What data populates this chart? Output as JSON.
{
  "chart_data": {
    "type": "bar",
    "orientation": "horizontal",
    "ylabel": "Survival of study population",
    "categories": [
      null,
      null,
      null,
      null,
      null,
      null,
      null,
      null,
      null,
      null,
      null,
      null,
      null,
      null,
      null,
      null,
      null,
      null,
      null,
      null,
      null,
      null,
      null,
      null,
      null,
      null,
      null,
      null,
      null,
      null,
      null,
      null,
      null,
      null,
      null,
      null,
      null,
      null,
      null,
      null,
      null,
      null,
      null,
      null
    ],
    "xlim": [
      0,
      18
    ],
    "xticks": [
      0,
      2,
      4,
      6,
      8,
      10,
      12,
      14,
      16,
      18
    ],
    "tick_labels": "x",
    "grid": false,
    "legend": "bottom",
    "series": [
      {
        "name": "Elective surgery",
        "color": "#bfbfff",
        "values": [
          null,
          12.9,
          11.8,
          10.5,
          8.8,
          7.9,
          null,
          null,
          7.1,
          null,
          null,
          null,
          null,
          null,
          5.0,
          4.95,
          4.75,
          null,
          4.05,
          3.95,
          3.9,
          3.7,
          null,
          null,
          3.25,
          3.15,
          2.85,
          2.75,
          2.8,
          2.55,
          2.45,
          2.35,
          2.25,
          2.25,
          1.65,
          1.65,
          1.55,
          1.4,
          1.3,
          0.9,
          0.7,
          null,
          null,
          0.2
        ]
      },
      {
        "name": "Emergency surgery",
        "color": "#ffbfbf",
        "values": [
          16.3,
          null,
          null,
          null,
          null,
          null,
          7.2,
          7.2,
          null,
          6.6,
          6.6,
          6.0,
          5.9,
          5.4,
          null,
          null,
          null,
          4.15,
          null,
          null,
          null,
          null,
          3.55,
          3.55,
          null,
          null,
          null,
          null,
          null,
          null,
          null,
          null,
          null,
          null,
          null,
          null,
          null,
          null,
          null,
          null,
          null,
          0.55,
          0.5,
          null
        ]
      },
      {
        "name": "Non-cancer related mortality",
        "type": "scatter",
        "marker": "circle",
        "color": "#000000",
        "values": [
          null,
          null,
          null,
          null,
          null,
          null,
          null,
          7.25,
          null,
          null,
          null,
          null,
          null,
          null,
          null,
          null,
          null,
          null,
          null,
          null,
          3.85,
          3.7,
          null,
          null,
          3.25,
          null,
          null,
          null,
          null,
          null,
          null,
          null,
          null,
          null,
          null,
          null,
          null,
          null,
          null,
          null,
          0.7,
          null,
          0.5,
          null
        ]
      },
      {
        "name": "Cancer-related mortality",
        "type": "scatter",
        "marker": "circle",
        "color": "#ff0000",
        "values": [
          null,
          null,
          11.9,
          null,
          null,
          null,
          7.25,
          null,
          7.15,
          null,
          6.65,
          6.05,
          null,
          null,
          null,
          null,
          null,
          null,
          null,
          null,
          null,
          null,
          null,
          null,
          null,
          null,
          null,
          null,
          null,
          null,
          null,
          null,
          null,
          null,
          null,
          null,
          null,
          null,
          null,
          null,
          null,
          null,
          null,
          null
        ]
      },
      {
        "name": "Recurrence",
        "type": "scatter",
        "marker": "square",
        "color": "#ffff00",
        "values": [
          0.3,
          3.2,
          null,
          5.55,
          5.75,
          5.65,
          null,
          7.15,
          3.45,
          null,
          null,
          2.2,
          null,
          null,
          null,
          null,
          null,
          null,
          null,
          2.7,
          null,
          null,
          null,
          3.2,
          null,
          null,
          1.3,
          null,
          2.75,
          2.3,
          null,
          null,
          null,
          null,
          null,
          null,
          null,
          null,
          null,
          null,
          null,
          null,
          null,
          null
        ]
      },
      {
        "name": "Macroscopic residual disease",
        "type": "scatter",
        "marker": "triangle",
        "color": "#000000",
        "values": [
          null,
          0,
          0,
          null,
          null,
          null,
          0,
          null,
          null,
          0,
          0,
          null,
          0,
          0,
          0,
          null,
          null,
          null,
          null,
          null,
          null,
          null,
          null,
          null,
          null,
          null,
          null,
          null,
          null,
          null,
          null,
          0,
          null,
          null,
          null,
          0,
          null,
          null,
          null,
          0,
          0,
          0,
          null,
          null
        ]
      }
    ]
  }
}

**Written task**
Copy out each line that contains the word "mortality".

**The completed task**
        "name": "Non-cancer related mortality",
        "name": "Cancer-related mortality",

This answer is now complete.